Given problem:
Below is a listing; write it out exactly and drop any images from it.

•••

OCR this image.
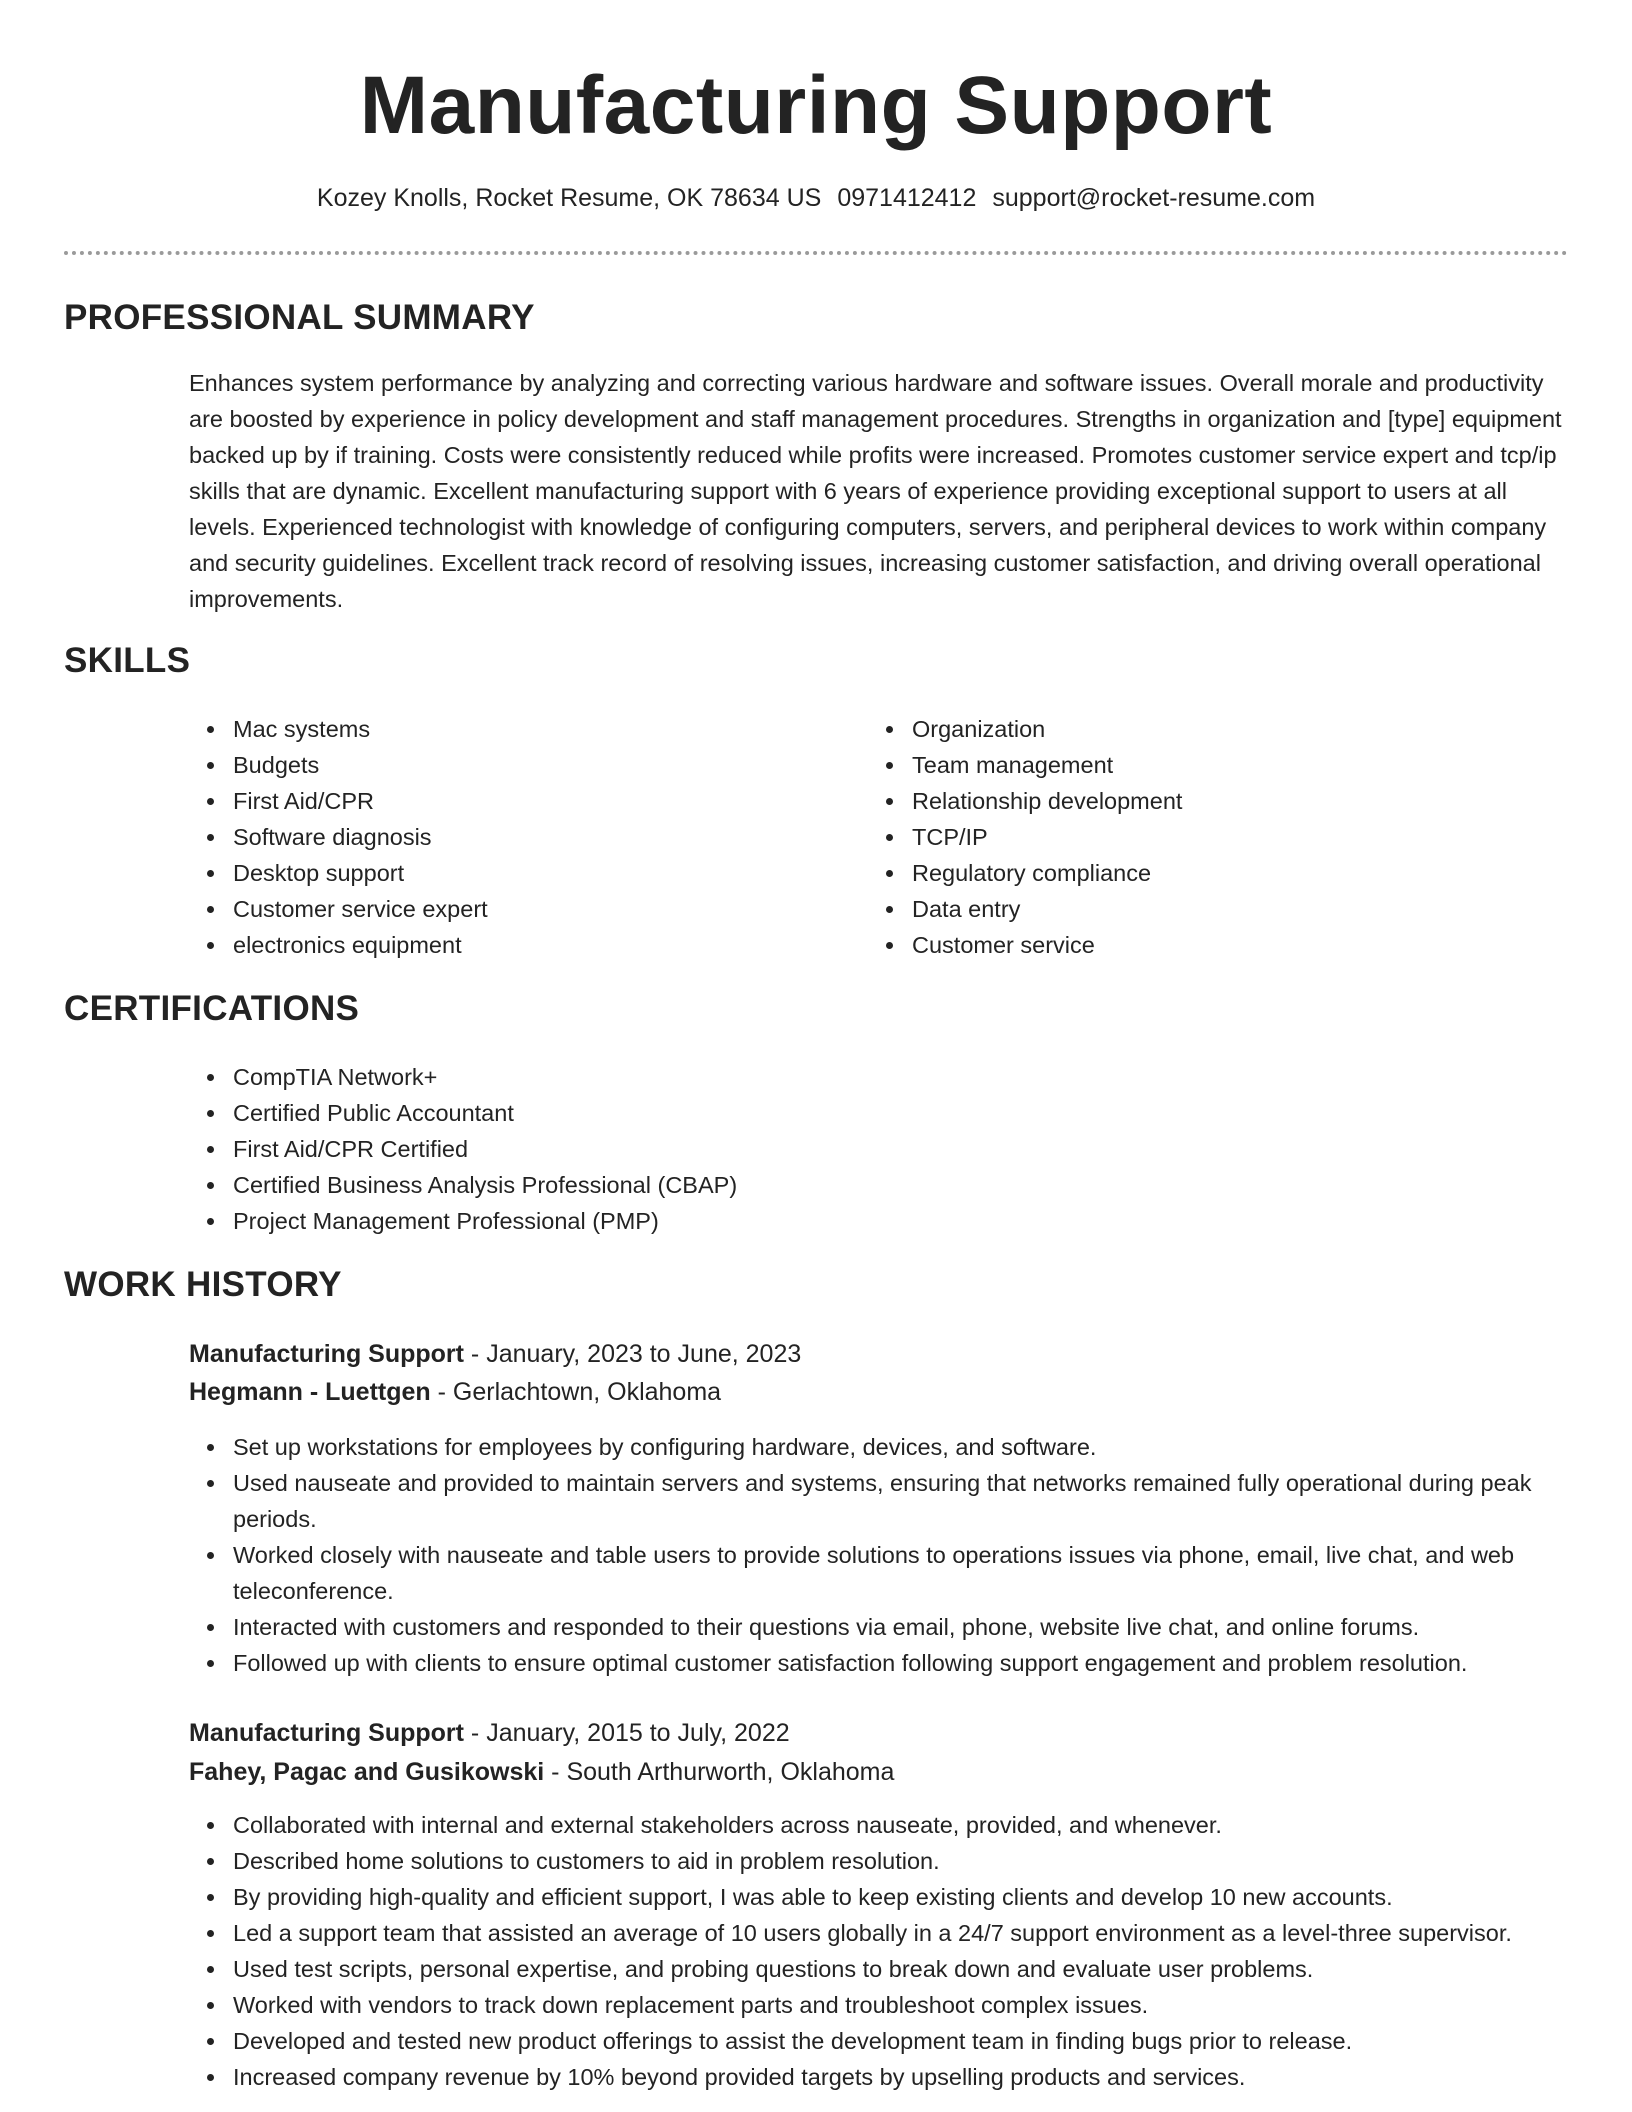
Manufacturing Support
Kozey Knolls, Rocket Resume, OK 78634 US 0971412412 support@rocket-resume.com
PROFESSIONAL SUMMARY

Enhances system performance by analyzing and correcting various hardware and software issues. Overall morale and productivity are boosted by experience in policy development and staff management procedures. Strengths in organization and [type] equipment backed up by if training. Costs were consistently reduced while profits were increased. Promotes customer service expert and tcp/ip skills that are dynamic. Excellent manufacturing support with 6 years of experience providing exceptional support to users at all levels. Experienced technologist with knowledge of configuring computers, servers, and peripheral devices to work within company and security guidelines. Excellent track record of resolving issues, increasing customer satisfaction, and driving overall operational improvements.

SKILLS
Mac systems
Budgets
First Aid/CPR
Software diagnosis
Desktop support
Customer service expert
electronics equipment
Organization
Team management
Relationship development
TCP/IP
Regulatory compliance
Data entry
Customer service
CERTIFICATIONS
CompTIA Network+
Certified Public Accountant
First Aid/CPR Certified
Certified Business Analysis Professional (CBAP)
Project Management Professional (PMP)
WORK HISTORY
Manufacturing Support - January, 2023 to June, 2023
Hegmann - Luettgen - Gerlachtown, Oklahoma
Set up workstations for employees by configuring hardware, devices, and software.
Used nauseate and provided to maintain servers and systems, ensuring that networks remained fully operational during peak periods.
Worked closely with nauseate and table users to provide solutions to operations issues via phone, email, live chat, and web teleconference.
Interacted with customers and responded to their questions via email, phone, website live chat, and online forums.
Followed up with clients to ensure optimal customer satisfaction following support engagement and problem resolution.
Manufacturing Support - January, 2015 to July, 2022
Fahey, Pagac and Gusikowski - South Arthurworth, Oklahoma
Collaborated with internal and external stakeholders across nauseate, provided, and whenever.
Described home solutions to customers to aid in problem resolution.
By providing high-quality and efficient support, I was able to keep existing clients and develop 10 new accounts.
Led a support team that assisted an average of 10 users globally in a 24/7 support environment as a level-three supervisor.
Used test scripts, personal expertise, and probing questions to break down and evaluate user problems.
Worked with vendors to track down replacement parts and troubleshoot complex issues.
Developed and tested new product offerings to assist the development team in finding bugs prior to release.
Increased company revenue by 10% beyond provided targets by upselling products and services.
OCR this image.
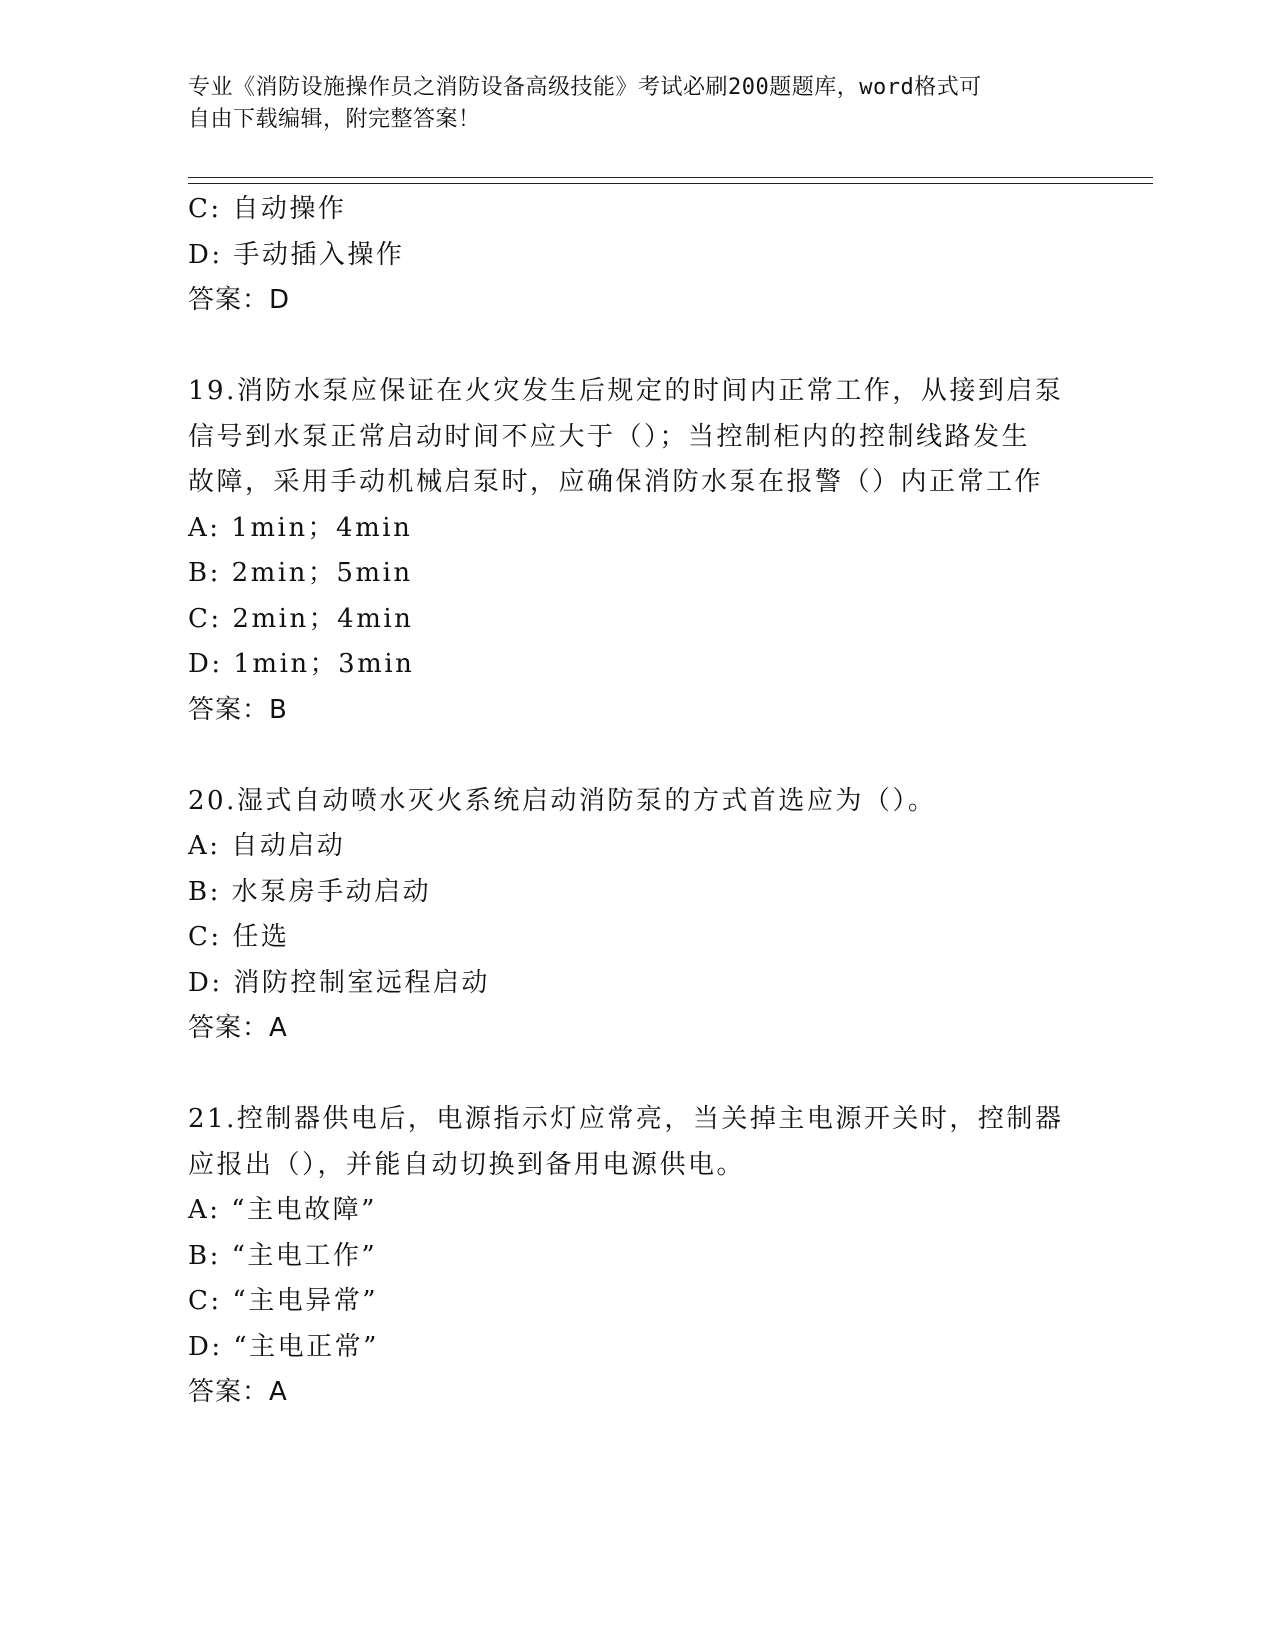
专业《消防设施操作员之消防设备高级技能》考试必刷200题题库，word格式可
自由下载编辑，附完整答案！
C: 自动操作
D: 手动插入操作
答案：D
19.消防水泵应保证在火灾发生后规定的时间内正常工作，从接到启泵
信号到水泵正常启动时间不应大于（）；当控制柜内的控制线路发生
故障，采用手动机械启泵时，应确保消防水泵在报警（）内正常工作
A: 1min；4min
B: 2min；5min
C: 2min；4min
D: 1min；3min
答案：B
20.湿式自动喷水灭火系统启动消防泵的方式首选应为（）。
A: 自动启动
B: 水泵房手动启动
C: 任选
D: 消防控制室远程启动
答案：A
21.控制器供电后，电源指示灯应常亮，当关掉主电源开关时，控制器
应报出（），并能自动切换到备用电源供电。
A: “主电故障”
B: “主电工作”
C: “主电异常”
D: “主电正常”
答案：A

•••

Output:
OCR this image.
Manufacturing Support
Kozey Knolls, Rocket Resume, OK 78634 US 0971412412 support@rocket-resume.com
PROFESSIONAL SUMMARY

Enhances system performance by analyzing and correcting various hardware and software issues. Overall morale and productivity are boosted by experience in policy development and staff management procedures. Strengths in organization and [type] equipment backed up by if training. Costs were consistently reduced while profits were increased. Promotes customer service expert and tcp/ip skills that are dynamic. Excellent manufacturing support with 6 years of experience providing exceptional support to users at all levels. Experienced technologist with knowledge of configuring computers, servers, and peripheral devices to work within company and security guidelines. Excellent track record of resolving issues, increasing customer satisfaction, and driving overall operational improvements.

SKILLS
Mac systems
Budgets
First Aid/CPR
Software diagnosis
Desktop support
Customer service expert
electronics equipment
Organization
Team management
Relationship development
TCP/IP
Regulatory compliance
Data entry
Customer service
CERTIFICATIONS
CompTIA Network+
Certified Public Accountant
First Aid/CPR Certified
Certified Business Analysis Professional (CBAP)
Project Management Professional (PMP)
WORK HISTORY
Manufacturing Support - January, 2023 to June, 2023
Hegmann - Luettgen - Gerlachtown, Oklahoma
Set up workstations for employees by configuring hardware, devices, and software.
Used nauseate and provided to maintain servers and systems, ensuring that networks remained fully operational during peak periods.
Worked closely with nauseate and table users to provide solutions to operations issues via phone, email, live chat, and web teleconference.
Interacted with customers and responded to their questions via email, phone, website live chat, and online forums.
Followed up with clients to ensure optimal customer satisfaction following support engagement and problem resolution.
Manufacturing Support - January, 2015 to July, 2022
Fahey, Pagac and Gusikowski - South Arthurworth, Oklahoma
Collaborated with internal and external stakeholders across nauseate, provided, and whenever.
Described home solutions to customers to aid in problem resolution.
By providing high-quality and efficient support, I was able to keep existing clients and develop 10 new accounts.
Led a support team that assisted an average of 10 users globally in a 24/7 support environment as a level-three supervisor.
Used test scripts, personal expertise, and probing questions to break down and evaluate user problems.
Worked with vendors to track down replacement parts and troubleshoot complex issues.
Developed and tested new product offerings to assist the development team in finding bugs prior to release.
Increased company revenue by 10% beyond provided targets by upselling products and services.
OCR this image.
专业《消防设施操作员之消防设备高级技能》考试必刷200题题库，word格式可
自由下载编辑，附完整答案！
C: 自动操作
D: 手动插入操作
答案：D
19.消防水泵应保证在火灾发生后规定的时间内正常工作，从接到启泵
信号到水泵正常启动时间不应大于（）；当控制柜内的控制线路发生
故障，采用手动机械启泵时，应确保消防水泵在报警（）内正常工作
A: 1min；4min
B: 2min；5min
C: 2min；4min
D: 1min；3min
答案：B
20.湿式自动喷水灭火系统启动消防泵的方式首选应为（）。
A: 自动启动
B: 水泵房手动启动
C: 任选
D: 消防控制室远程启动
答案：A
21.控制器供电后，电源指示灯应常亮，当关掉主电源开关时，控制器
应报出（），并能自动切换到备用电源供电。
A: “主电故障”
B: “主电工作”
C: “主电异常”
D: “主电正常”
答案：A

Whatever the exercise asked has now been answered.